◆ Dataset entries ◆
--- START ---

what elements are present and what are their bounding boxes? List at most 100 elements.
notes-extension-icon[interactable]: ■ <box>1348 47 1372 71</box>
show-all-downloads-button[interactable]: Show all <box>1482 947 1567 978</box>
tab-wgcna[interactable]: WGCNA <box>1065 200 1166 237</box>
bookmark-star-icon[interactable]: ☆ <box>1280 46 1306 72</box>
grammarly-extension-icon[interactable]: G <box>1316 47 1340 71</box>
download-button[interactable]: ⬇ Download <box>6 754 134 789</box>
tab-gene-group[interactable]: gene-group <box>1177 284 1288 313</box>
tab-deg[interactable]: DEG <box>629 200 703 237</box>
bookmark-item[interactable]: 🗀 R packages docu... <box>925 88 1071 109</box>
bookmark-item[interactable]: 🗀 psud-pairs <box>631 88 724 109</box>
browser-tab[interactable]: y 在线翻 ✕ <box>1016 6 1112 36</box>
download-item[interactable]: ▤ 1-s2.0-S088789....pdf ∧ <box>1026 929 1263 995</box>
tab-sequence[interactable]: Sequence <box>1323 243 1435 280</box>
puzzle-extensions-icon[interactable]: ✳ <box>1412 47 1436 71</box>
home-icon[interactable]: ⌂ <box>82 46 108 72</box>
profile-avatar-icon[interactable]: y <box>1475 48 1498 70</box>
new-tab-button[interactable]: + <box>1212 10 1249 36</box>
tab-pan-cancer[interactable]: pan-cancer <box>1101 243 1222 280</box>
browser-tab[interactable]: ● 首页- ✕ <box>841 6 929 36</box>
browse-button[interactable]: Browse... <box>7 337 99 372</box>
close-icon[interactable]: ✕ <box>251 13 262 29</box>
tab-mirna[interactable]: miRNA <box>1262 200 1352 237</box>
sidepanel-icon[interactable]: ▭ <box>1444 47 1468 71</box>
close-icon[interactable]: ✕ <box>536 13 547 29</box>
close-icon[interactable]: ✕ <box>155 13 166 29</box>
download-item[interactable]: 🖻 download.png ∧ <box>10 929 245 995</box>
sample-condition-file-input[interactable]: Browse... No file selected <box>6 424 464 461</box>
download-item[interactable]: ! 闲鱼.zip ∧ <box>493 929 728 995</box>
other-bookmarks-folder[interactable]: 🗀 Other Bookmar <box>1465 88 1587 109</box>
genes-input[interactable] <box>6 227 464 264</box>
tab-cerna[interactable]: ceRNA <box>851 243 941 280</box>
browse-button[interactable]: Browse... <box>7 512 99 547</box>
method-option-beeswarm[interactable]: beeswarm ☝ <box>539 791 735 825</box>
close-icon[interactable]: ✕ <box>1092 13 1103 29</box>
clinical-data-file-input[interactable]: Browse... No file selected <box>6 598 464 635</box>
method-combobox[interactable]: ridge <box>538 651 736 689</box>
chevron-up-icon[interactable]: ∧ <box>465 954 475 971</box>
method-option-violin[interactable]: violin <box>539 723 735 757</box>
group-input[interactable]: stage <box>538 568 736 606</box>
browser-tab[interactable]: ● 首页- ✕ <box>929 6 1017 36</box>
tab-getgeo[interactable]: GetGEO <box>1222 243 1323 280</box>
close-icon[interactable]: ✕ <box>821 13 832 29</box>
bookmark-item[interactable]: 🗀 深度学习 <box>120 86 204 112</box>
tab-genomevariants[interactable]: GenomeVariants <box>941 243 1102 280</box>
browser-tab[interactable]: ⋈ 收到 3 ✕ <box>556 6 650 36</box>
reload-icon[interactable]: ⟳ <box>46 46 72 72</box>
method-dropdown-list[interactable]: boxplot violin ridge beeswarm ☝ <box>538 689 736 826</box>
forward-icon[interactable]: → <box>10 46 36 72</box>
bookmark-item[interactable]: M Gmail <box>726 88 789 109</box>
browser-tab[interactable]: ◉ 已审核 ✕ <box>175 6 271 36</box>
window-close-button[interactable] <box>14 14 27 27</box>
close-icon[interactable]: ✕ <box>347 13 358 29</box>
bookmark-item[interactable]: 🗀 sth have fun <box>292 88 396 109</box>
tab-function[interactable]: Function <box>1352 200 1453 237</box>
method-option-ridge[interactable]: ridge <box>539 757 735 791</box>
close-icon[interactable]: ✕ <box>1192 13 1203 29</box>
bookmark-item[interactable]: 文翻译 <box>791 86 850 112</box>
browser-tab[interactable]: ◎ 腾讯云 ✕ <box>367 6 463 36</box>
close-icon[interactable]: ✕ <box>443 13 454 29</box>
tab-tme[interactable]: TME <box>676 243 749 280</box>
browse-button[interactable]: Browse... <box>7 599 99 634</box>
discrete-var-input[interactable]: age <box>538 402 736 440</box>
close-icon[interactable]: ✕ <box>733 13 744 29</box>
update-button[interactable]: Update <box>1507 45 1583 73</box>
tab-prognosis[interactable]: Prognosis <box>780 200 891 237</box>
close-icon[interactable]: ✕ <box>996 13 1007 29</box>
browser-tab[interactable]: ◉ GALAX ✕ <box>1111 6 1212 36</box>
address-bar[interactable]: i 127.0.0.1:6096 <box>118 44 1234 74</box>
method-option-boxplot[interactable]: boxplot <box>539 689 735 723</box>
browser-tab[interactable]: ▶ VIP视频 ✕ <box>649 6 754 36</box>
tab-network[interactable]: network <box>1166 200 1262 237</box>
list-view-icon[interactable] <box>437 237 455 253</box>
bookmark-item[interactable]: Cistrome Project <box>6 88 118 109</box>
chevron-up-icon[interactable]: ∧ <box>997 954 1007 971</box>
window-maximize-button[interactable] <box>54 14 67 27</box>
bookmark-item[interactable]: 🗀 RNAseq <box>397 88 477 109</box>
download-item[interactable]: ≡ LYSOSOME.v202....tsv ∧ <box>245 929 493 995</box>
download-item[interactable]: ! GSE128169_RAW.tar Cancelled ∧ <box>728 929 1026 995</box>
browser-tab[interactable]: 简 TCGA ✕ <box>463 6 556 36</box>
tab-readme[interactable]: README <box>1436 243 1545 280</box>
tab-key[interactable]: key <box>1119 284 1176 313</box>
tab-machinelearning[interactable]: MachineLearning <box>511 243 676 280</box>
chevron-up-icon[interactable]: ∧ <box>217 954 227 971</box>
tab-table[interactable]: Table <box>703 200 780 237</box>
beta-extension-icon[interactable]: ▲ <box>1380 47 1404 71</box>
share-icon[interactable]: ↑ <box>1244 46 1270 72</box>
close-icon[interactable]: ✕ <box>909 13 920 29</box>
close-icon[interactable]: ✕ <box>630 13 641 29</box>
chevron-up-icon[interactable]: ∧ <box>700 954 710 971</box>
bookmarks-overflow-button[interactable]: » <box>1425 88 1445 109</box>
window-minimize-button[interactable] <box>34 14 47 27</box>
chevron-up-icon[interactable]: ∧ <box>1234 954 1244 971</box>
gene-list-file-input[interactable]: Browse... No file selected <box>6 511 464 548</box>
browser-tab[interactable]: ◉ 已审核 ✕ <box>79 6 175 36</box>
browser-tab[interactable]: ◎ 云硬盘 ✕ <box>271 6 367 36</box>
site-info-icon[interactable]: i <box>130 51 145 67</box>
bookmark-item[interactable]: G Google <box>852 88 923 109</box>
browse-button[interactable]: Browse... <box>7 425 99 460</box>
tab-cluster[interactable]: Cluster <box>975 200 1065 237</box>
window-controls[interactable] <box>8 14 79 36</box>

--- END ---

◆ REQUIREMENT ◆
Output the entire data exactly, line for line.

◆ ANSWER BOX ◆
what elements are present and what are their bounding boxes? List at most 100 elements.
notes-extension-icon[interactable]: ■ <box>1348 47 1372 71</box>
show-all-downloads-button[interactable]: Show all <box>1482 947 1567 978</box>
tab-wgcna[interactable]: WGCNA <box>1065 200 1166 237</box>
bookmark-star-icon[interactable]: ☆ <box>1280 46 1306 72</box>
grammarly-extension-icon[interactable]: G <box>1316 47 1340 71</box>
download-button[interactable]: ⬇ Download <box>6 754 134 789</box>
tab-gene-group[interactable]: gene-group <box>1177 284 1288 313</box>
tab-deg[interactable]: DEG <box>629 200 703 237</box>
bookmark-item[interactable]: 🗀 R packages docu... <box>925 88 1071 109</box>
bookmark-item[interactable]: 🗀 psud-pairs <box>631 88 724 109</box>
browser-tab[interactable]: y 在线翻 ✕ <box>1016 6 1112 36</box>
download-item[interactable]: ▤ 1-s2.0-S088789....pdf ∧ <box>1026 929 1263 995</box>
tab-sequence[interactable]: Sequence <box>1323 243 1435 280</box>
puzzle-extensions-icon[interactable]: ✳ <box>1412 47 1436 71</box>
home-icon[interactable]: ⌂ <box>82 46 108 72</box>
profile-avatar-icon[interactable]: y <box>1475 48 1498 70</box>
new-tab-button[interactable]: + <box>1212 10 1249 36</box>
tab-pan-cancer[interactable]: pan-cancer <box>1101 243 1222 280</box>
browser-tab[interactable]: ● 首页- ✕ <box>841 6 929 36</box>
browse-button[interactable]: Browse... <box>7 337 99 372</box>
close-icon[interactable]: ✕ <box>251 13 262 29</box>
tab-mirna[interactable]: miRNA <box>1262 200 1352 237</box>
sidepanel-icon[interactable]: ▭ <box>1444 47 1468 71</box>
close-icon[interactable]: ✕ <box>536 13 547 29</box>
close-icon[interactable]: ✕ <box>155 13 166 29</box>
download-item[interactable]: 🖻 download.png ∧ <box>10 929 245 995</box>
sample-condition-file-input[interactable]: Browse... No file selected <box>6 424 464 461</box>
download-item[interactable]: ! 闲鱼.zip ∧ <box>493 929 728 995</box>
other-bookmarks-folder[interactable]: 🗀 Other Bookmar <box>1465 88 1587 109</box>
genes-input[interactable] <box>6 227 464 264</box>
tab-cerna[interactable]: ceRNA <box>851 243 941 280</box>
browse-button[interactable]: Browse... <box>7 512 99 547</box>
method-option-beeswarm[interactable]: beeswarm ☝ <box>539 791 735 825</box>
close-icon[interactable]: ✕ <box>1092 13 1103 29</box>
clinical-data-file-input[interactable]: Browse... No file selected <box>6 598 464 635</box>
method-combobox[interactable]: ridge <box>538 651 736 689</box>
chevron-up-icon[interactable]: ∧ <box>465 954 475 971</box>
method-option-violin[interactable]: violin <box>539 723 735 757</box>
group-input[interactable]: stage <box>538 568 736 606</box>
browser-tab[interactable]: ● 首页- ✕ <box>929 6 1017 36</box>
tab-getgeo[interactable]: GetGEO <box>1222 243 1323 280</box>
close-icon[interactable]: ✕ <box>821 13 832 29</box>
bookmark-item[interactable]: 🗀 深度学习 <box>120 86 204 112</box>
tab-genomevariants[interactable]: GenomeVariants <box>941 243 1102 280</box>
browser-tab[interactable]: ⋈ 收到 3 ✕ <box>556 6 650 36</box>
reload-icon[interactable]: ⟳ <box>46 46 72 72</box>
method-dropdown-list[interactable]: boxplot violin ridge beeswarm ☝ <box>538 689 736 826</box>
forward-icon[interactable]: → <box>10 46 36 72</box>
bookmark-item[interactable]: M Gmail <box>726 88 789 109</box>
browser-tab[interactable]: ◉ 已审核 ✕ <box>175 6 271 36</box>
window-close-button[interactable] <box>14 14 27 27</box>
close-icon[interactable]: ✕ <box>347 13 358 29</box>
bookmark-item[interactable]: 🗀 sth have fun <box>292 88 396 109</box>
tab-function[interactable]: Function <box>1352 200 1453 237</box>
method-option-ridge[interactable]: ridge <box>539 757 735 791</box>
close-icon[interactable]: ✕ <box>1192 13 1203 29</box>
bookmark-item[interactable]: 文翻译 <box>791 86 850 112</box>
browser-tab[interactable]: ◎ 腾讯云 ✕ <box>367 6 463 36</box>
close-icon[interactable]: ✕ <box>443 13 454 29</box>
tab-tme[interactable]: TME <box>676 243 749 280</box>
browse-button[interactable]: Browse... <box>7 599 99 634</box>
discrete-var-input[interactable]: age <box>538 402 736 440</box>
close-icon[interactable]: ✕ <box>733 13 744 29</box>
update-button[interactable]: Update <box>1507 45 1583 73</box>
tab-prognosis[interactable]: Prognosis <box>780 200 891 237</box>
close-icon[interactable]: ✕ <box>996 13 1007 29</box>
browser-tab[interactable]: ◉ GALAX ✕ <box>1111 6 1212 36</box>
address-bar[interactable]: i 127.0.0.1:6096 <box>118 44 1234 74</box>
method-option-boxplot[interactable]: boxplot <box>539 689 735 723</box>
browser-tab[interactable]: ▶ VIP视频 ✕ <box>649 6 754 36</box>
tab-network[interactable]: network <box>1166 200 1262 237</box>
list-view-icon[interactable] <box>437 237 455 253</box>
bookmark-item[interactable]: Cistrome Project <box>6 88 118 109</box>
chevron-up-icon[interactable]: ∧ <box>997 954 1007 971</box>
window-maximize-button[interactable] <box>54 14 67 27</box>
bookmark-item[interactable]: 🗀 RNAseq <box>397 88 477 109</box>
download-item[interactable]: ≡ LYSOSOME.v202....tsv ∧ <box>245 929 493 995</box>
download-item[interactable]: ! GSE128169_RAW.tar Cancelled ∧ <box>728 929 1026 995</box>
browser-tab[interactable]: 简 TCGA ✕ <box>463 6 556 36</box>
tab-readme[interactable]: README <box>1436 243 1545 280</box>
tab-key[interactable]: key <box>1119 284 1176 313</box>
tab-machinelearning[interactable]: MachineLearning <box>511 243 676 280</box>
chevron-up-icon[interactable]: ∧ <box>217 954 227 971</box>
tab-table[interactable]: Table <box>703 200 780 237</box>
beta-extension-icon[interactable]: ▲ <box>1380 47 1404 71</box>
share-icon[interactable]: ↑ <box>1244 46 1270 72</box>
close-icon[interactable]: ✕ <box>909 13 920 29</box>
close-icon[interactable]: ✕ <box>630 13 641 29</box>
chevron-up-icon[interactable]: ∧ <box>700 954 710 971</box>
bookmarks-overflow-button[interactable]: » <box>1425 88 1445 109</box>
window-minimize-button[interactable] <box>34 14 47 27</box>
chevron-up-icon[interactable]: ∧ <box>1234 954 1244 971</box>
gene-list-file-input[interactable]: Browse... No file selected <box>6 511 464 548</box>
browser-tab[interactable]: ◉ 已审核 ✕ <box>79 6 175 36</box>
browser-tab[interactable]: ◎ 云硬盘 ✕ <box>271 6 367 36</box>
site-info-icon[interactable]: i <box>130 51 145 67</box>
bookmark-item[interactable]: G Google <box>852 88 923 109</box>
browse-button[interactable]: Browse... <box>7 425 99 460</box>
tab-cluster[interactable]: Cluster <box>975 200 1065 237</box>
window-controls[interactable] <box>8 14 79 36</box>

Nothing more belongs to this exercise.